• _Exercise aim_
Look for the string "package" in every line, and copy each line that has it.

• _Information given_
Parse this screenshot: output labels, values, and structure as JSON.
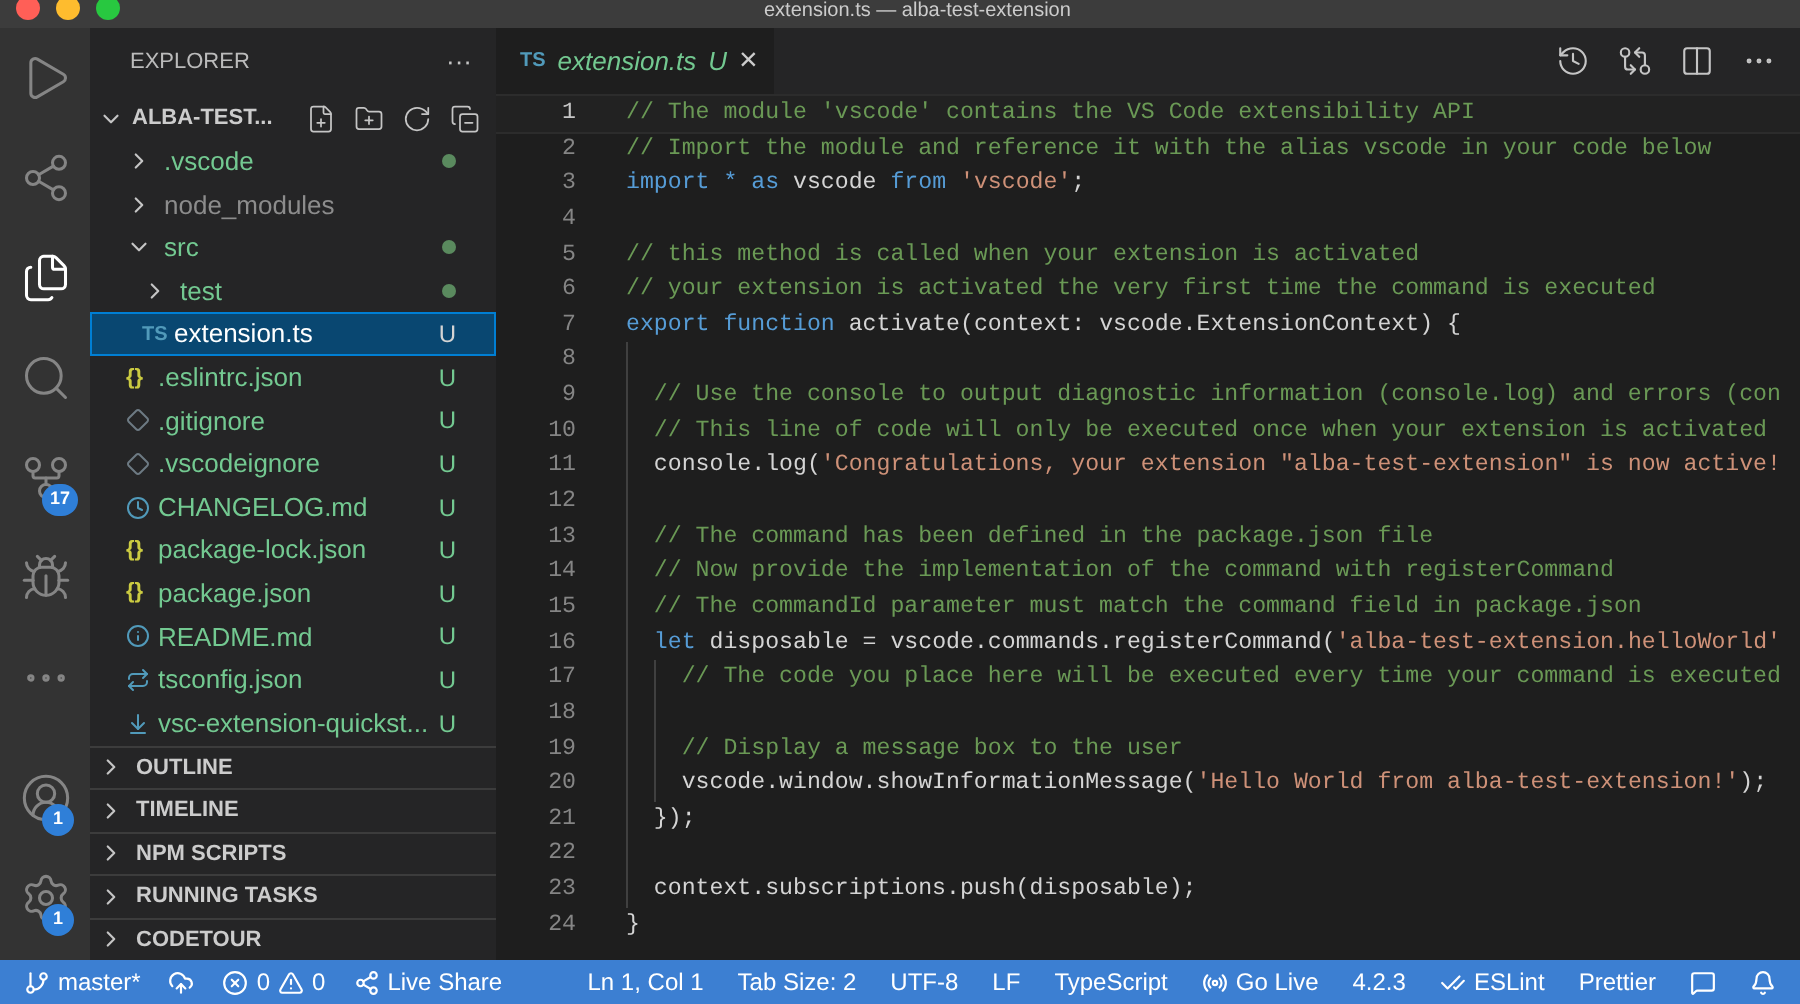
{
  "window": {
    "title": "extension.ts — alba-test-extension"
  },
  "activity_bar": [
    {
      "kind": "run",
      "selected": false
    },
    {
      "kind": "live-share",
      "selected": false
    },
    {
      "kind": "explorer",
      "selected": true
    },
    {
      "kind": "search",
      "selected": false
    },
    {
      "kind": "source-control",
      "selected": false,
      "badge": "17"
    },
    {
      "kind": "debug",
      "selected": false
    },
    {
      "kind": "more",
      "selected": false
    },
    {
      "kind": "account",
      "selected": false,
      "badge": "1"
    },
    {
      "kind": "settings",
      "selected": false,
      "badge": "1"
    }
  ],
  "sidebar": {
    "title": "EXPLORER",
    "more": "···",
    "root": {
      "label": "ALBA-TEST...",
      "expanded": true
    },
    "items": [
      {
        "label": ".vscode",
        "kind": "folder",
        "expanded": false,
        "ignored": false,
        "dot": true
      },
      {
        "label": "node_modules",
        "kind": "folder",
        "expanded": false,
        "ignored": true,
        "dot": false
      },
      {
        "label": "src",
        "kind": "folder",
        "expanded": true,
        "ignored": false,
        "dot": true,
        "children": [
          {
            "label": "test",
            "kind": "folder",
            "expanded": false,
            "ignored": false,
            "dot": true
          },
          {
            "label": "extension.ts",
            "kind": "ts",
            "icon_text": "TS",
            "status": "U",
            "selected": true,
            "ignored": false
          }
        ]
      },
      {
        "label": ".eslintrc.json",
        "kind": "json",
        "icon_text": "{}",
        "status": "U",
        "selected": false,
        "ignored": false
      },
      {
        "label": ".gitignore",
        "kind": "git",
        "status": "U",
        "selected": false,
        "ignored": false
      },
      {
        "label": ".vscodeignore",
        "kind": "git",
        "status": "U",
        "selected": false,
        "ignored": false
      },
      {
        "label": "CHANGELOG.md",
        "kind": "changelog",
        "status": "U",
        "selected": false,
        "ignored": false
      },
      {
        "label": "package-lock.json",
        "kind": "json",
        "icon_text": "{}",
        "status": "U",
        "selected": false,
        "ignored": false
      },
      {
        "label": "package.json",
        "kind": "json",
        "icon_text": "{}",
        "status": "U",
        "selected": false,
        "ignored": false
      },
      {
        "label": "README.md",
        "kind": "info",
        "status": "U",
        "selected": false,
        "ignored": false
      },
      {
        "label": "tsconfig.json",
        "kind": "tsconfig",
        "status": "U",
        "selected": false,
        "ignored": false
      },
      {
        "label": "vsc-extension-quickst...",
        "kind": "download",
        "status": "U",
        "selected": false,
        "ignored": false
      }
    ],
    "sections": [
      {
        "label": "OUTLINE",
        "expanded": false
      },
      {
        "label": "TIMELINE",
        "expanded": false
      },
      {
        "label": "NPM SCRIPTS",
        "expanded": false
      },
      {
        "label": "RUNNING TASKS",
        "expanded": false
      },
      {
        "label": "CODETOUR",
        "expanded": false
      }
    ]
  },
  "editor": {
    "tabs": [
      {
        "icon_text": "TS",
        "label": "extension.ts",
        "status": "U",
        "close": "×",
        "selected": true
      }
    ],
    "lines": [
      {
        "number": "1",
        "current": true,
        "tokens": [
          {
            "kind": "comment",
            "text": "// The module 'vscode' contains the VS Code extensibility API"
          }
        ]
      },
      {
        "number": "2",
        "current": false,
        "tokens": [
          {
            "kind": "comment",
            "text": "// Import the module and reference it with the alias vscode in your code below"
          }
        ]
      },
      {
        "number": "3",
        "current": false,
        "tokens": [
          {
            "kind": "keyword",
            "text": "import * as"
          },
          {
            "kind": "plain",
            "text": " vscode "
          },
          {
            "kind": "keyword",
            "text": "from"
          },
          {
            "kind": "string",
            "text": " 'vscode'"
          },
          {
            "kind": "plain",
            "text": ";"
          }
        ]
      },
      {
        "number": "4",
        "current": false
      },
      {
        "number": "5",
        "current": false,
        "tokens": [
          {
            "kind": "comment",
            "text": "// this method is called when your extension is activated"
          }
        ]
      },
      {
        "number": "6",
        "current": false,
        "tokens": [
          {
            "kind": "comment",
            "text": "// your extension is activated the very first time the command is executed"
          }
        ]
      },
      {
        "number": "7",
        "current": false,
        "tokens": [
          {
            "kind": "keyword",
            "text": "export function"
          },
          {
            "kind": "plain",
            "text": " activate(context: vscode.ExtensionContext) {"
          }
        ]
      },
      {
        "number": "8",
        "current": false
      },
      {
        "number": "9",
        "current": false,
        "tokens": [
          {
            "kind": "comment",
            "text": "  // Use the console to output diagnostic information (console.log) and errors (con"
          }
        ]
      },
      {
        "number": "10",
        "current": false,
        "tokens": [
          {
            "kind": "comment",
            "text": "  // This line of code will only be executed once when your extension is activated"
          }
        ]
      },
      {
        "number": "11",
        "current": false,
        "tokens": [
          {
            "kind": "plain",
            "text": "  console.log("
          },
          {
            "kind": "string",
            "text": "'Congratulations, your extension \"alba-test-extension\" is now active!"
          }
        ]
      },
      {
        "number": "12",
        "current": false
      },
      {
        "number": "13",
        "current": false,
        "tokens": [
          {
            "kind": "comment",
            "text": "  // The command has been defined in the package.json file"
          }
        ]
      },
      {
        "number": "14",
        "current": false,
        "tokens": [
          {
            "kind": "comment",
            "text": "  // Now provide the implementation of the command with registerCommand"
          }
        ]
      },
      {
        "number": "15",
        "current": false,
        "tokens": [
          {
            "kind": "comment",
            "text": "  // The commandId parameter must match the command field in package.json"
          }
        ]
      },
      {
        "number": "16",
        "current": false,
        "tokens": [
          {
            "kind": "keyword",
            "text": "  let"
          },
          {
            "kind": "plain",
            "text": " disposable = vscode.commands.registerCommand("
          },
          {
            "kind": "string",
            "text": "'alba-test-extension.helloWorld'"
          }
        ]
      },
      {
        "number": "17",
        "current": false,
        "tokens": [
          {
            "kind": "comment",
            "text": "    // The code you place here will be executed every time your command is executed"
          }
        ]
      },
      {
        "number": "18",
        "current": false
      },
      {
        "number": "19",
        "current": false,
        "tokens": [
          {
            "kind": "comment",
            "text": "    // Display a message box to the user"
          }
        ]
      },
      {
        "number": "20",
        "current": false,
        "tokens": [
          {
            "kind": "plain",
            "text": "    vscode.window.showInformationMessage("
          },
          {
            "kind": "string",
            "text": "'Hello World from alba-test-extension!'"
          },
          {
            "kind": "plain",
            "text": ");"
          }
        ]
      },
      {
        "number": "21",
        "current": false,
        "tokens": [
          {
            "kind": "plain",
            "text": "  });"
          }
        ]
      },
      {
        "number": "22",
        "current": false
      },
      {
        "number": "23",
        "current": false,
        "tokens": [
          {
            "kind": "plain",
            "text": "  context.subscriptions.push(disposable);"
          }
        ]
      },
      {
        "number": "24",
        "current": false,
        "tokens": [
          {
            "kind": "plain",
            "text": "}"
          }
        ]
      }
    ]
  },
  "status_bar": {
    "left": [
      {
        "kind": "branch",
        "text": "master*"
      },
      {
        "kind": "cloud"
      },
      {
        "kind": "error",
        "text": "0"
      },
      {
        "kind": "warning",
        "text": "0"
      },
      {
        "kind": "live-share",
        "text": "Live Share"
      }
    ],
    "right": [
      {
        "kind": "text",
        "text": "Ln 1, Col 1"
      },
      {
        "kind": "text",
        "text": "Tab Size: 2"
      },
      {
        "kind": "text",
        "text": "UTF-8"
      },
      {
        "kind": "text",
        "text": "LF"
      },
      {
        "kind": "text",
        "text": "TypeScript"
      },
      {
        "kind": "broadcast",
        "text": "Go Live"
      },
      {
        "kind": "text",
        "text": "4.2.3"
      },
      {
        "kind": "checks",
        "text": "ESLint"
      },
      {
        "kind": "text",
        "text": "Prettier"
      },
      {
        "kind": "feedback"
      },
      {
        "kind": "bell"
      }
    ]
  }
}
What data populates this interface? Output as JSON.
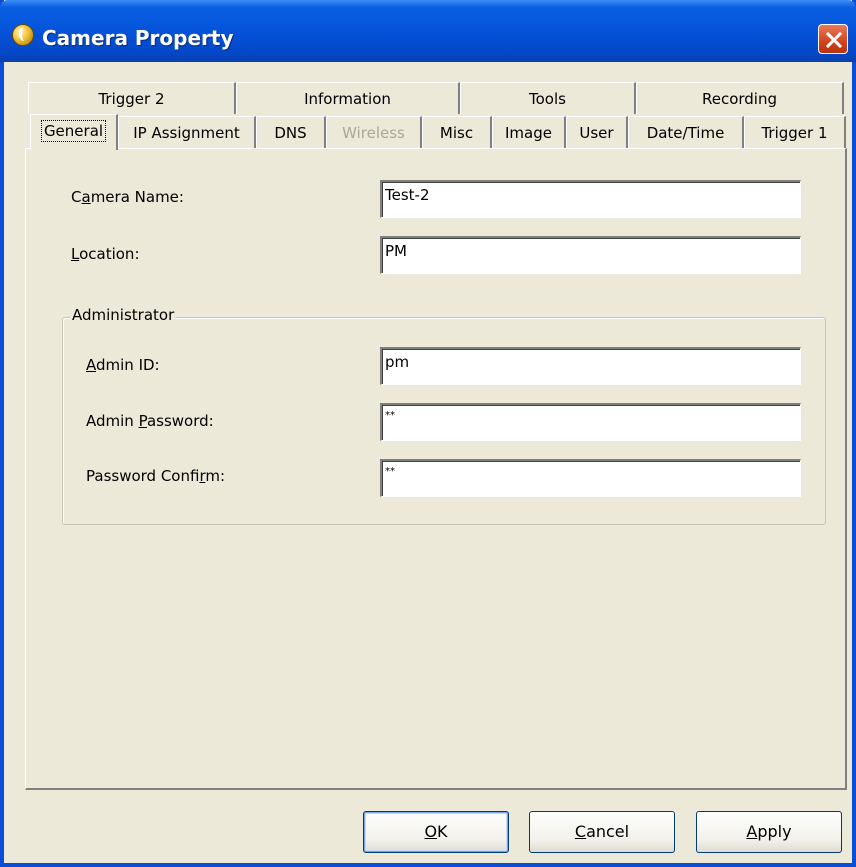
{
  "window": {
    "title": "Camera Property"
  },
  "tabs_row_back": [
    {
      "label": "Trigger 2"
    },
    {
      "label": "Information"
    },
    {
      "label": "Tools"
    },
    {
      "label": "Recording"
    }
  ],
  "tabs_row_front": [
    {
      "label": "General",
      "active": true
    },
    {
      "label": "IP Assignment"
    },
    {
      "label": "DNS"
    },
    {
      "label": "Wireless",
      "disabled": true
    },
    {
      "label": "Misc"
    },
    {
      "label": "Image"
    },
    {
      "label": "User"
    },
    {
      "label": "Date/Time"
    },
    {
      "label": "Trigger 1"
    }
  ],
  "general": {
    "camera_name_label_pre": "C",
    "camera_name_label_ul": "a",
    "camera_name_label_post": "mera Name:",
    "camera_name_value": "Test-2",
    "location_label_ul": "L",
    "location_label_post": "ocation:",
    "location_value": "PM",
    "admin_group_label": "Administrator",
    "admin_id_label_ul": "A",
    "admin_id_label_post": "dmin ID:",
    "admin_id_value": "pm",
    "admin_password_label_pre": "Admin ",
    "admin_password_label_ul": "P",
    "admin_password_label_post": "assword:",
    "admin_password_value": "**",
    "password_confirm_label_pre": "Password Confi",
    "password_confirm_label_ul": "r",
    "password_confirm_label_post": "m:",
    "password_confirm_value": "**"
  },
  "buttons": {
    "ok_ul": "O",
    "ok_post": "K",
    "cancel_ul": "C",
    "cancel_post": "ancel",
    "apply_ul": "A",
    "apply_post": "pply"
  },
  "colors": {
    "titlebar": "#0555dc",
    "face": "#ece9d8",
    "close": "#d3441c"
  }
}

• _Written answer_
        "label": "package-lock.json",
        "label": "package.json",
            "text": "  // The command has been defined in the package.json file"
            "text": "  // The commandId parameter must match the command field in package.json"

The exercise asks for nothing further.